→ DATA TO PROCESS
= = =

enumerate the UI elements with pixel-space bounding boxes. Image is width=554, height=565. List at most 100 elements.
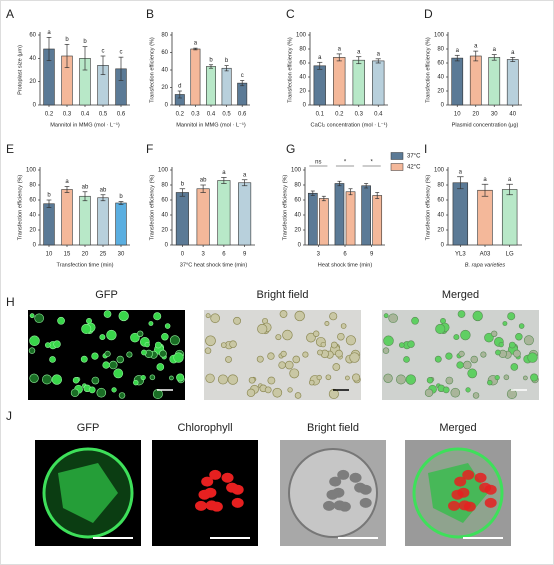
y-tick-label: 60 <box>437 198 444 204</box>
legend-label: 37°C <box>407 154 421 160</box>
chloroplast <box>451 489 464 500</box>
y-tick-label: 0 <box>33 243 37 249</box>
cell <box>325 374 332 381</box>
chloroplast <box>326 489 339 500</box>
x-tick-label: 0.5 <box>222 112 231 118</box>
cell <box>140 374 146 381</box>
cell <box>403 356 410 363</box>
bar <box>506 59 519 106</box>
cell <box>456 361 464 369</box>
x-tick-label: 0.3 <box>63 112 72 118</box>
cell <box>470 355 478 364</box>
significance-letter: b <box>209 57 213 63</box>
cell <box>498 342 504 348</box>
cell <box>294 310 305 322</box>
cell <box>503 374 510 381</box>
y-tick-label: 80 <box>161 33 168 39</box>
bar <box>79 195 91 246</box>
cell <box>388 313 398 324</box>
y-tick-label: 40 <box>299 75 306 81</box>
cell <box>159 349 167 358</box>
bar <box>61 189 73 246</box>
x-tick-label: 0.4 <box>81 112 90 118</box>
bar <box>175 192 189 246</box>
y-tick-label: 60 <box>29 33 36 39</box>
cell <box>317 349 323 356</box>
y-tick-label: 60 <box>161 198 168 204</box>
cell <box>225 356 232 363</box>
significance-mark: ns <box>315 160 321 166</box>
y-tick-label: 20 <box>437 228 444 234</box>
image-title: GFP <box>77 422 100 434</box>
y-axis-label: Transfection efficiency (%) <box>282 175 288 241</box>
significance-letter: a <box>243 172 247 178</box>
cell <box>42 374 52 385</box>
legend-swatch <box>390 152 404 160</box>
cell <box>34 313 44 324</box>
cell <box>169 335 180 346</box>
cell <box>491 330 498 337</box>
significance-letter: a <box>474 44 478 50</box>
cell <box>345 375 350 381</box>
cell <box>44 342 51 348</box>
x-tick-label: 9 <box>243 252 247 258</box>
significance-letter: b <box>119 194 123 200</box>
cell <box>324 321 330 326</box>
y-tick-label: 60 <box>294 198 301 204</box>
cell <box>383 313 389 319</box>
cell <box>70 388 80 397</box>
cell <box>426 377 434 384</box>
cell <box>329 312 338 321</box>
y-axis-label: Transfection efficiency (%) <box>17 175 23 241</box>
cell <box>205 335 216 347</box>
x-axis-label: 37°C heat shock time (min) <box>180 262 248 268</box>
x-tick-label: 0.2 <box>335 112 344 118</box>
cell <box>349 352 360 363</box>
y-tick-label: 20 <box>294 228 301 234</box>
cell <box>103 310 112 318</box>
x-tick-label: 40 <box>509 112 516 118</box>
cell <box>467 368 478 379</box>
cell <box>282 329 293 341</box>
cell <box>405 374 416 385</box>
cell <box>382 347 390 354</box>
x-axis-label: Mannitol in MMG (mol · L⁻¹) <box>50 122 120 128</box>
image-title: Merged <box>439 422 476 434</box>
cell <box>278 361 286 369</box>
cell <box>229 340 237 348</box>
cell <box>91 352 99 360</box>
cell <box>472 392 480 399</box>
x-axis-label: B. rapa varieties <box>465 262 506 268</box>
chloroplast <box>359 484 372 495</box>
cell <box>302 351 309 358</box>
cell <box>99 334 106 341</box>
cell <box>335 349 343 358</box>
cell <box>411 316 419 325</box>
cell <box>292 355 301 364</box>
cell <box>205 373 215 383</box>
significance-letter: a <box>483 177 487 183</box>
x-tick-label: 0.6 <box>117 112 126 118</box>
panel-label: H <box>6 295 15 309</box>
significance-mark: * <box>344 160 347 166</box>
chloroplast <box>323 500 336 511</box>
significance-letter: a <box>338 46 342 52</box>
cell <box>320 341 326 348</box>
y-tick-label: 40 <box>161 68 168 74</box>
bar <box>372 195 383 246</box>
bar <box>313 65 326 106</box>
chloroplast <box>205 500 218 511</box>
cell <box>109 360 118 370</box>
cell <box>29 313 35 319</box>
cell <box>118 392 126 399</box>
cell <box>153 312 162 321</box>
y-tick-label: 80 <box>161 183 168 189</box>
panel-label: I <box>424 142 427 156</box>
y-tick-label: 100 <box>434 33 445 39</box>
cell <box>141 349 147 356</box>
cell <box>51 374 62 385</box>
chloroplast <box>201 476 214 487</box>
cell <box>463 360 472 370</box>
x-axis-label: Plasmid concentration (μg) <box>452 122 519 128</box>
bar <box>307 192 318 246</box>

= = =

→ DIRECTIVE
Copy out the lines between the one holding "y-tick-label: 60 <box>437 198 444 204</box>" and the one holding "cell <box>205 335 216 347</box>", inclusive, unchanged.

→ WRITTEN SOLUTION
y-tick-label: 60 <box>437 198 444 204</box>
legend-label: 37°C <box>407 154 421 160</box>
chloroplast <box>451 489 464 500</box>
y-tick-label: 0 <box>33 243 37 249</box>
cell <box>325 374 332 381</box>
chloroplast <box>326 489 339 500</box>
x-tick-label: 0.5 <box>222 112 231 118</box>
cell <box>140 374 146 381</box>
cell <box>403 356 410 363</box>
bar <box>506 59 519 106</box>
cell <box>456 361 464 369</box>
x-tick-label: 0.3 <box>63 112 72 118</box>
cell <box>470 355 478 364</box>
significance-letter: b <box>209 57 213 63</box>
cell <box>498 342 504 348</box>
cell <box>294 310 305 322</box>
cell <box>503 374 510 381</box>
y-tick-label: 80 <box>161 33 168 39</box>
bar <box>79 195 91 246</box>
cell <box>388 313 398 324</box>
y-tick-label: 40 <box>299 75 306 81</box>
cell <box>159 349 167 358</box>
bar <box>61 189 73 246</box>
x-tick-label: 0.4 <box>81 112 90 118</box>
bar <box>175 192 189 246</box>
y-tick-label: 60 <box>29 33 36 39</box>
cell <box>317 349 323 356</box>
y-tick-label: 60 <box>161 198 168 204</box>
cell <box>225 356 232 363</box>
significance-mark: ns <box>315 160 321 166</box>
y-tick-label: 20 <box>437 228 444 234</box>
image-title: GFP <box>77 422 100 434</box>
y-axis-label: Transfection efficiency (%) <box>282 175 288 241</box>
significance-letter: a <box>243 172 247 178</box>
cell <box>42 374 52 385</box>
legend-swatch <box>390 152 404 160</box>
cell <box>34 313 44 324</box>
cell <box>169 335 180 346</box>
cell <box>491 330 498 337</box>
significance-letter: a <box>474 44 478 50</box>
cell <box>345 375 350 381</box>
cell <box>44 342 51 348</box>
x-tick-label: 9 <box>243 252 247 258</box>
significance-letter: b <box>119 194 123 200</box>
cell <box>324 321 330 326</box>
y-tick-label: 60 <box>294 198 301 204</box>
cell <box>383 313 389 319</box>
cell <box>70 388 80 397</box>
cell <box>426 377 434 384</box>
cell <box>329 312 338 321</box>
y-axis-label: Transfection efficiency (%) <box>17 175 23 241</box>
cell <box>205 335 216 347</box>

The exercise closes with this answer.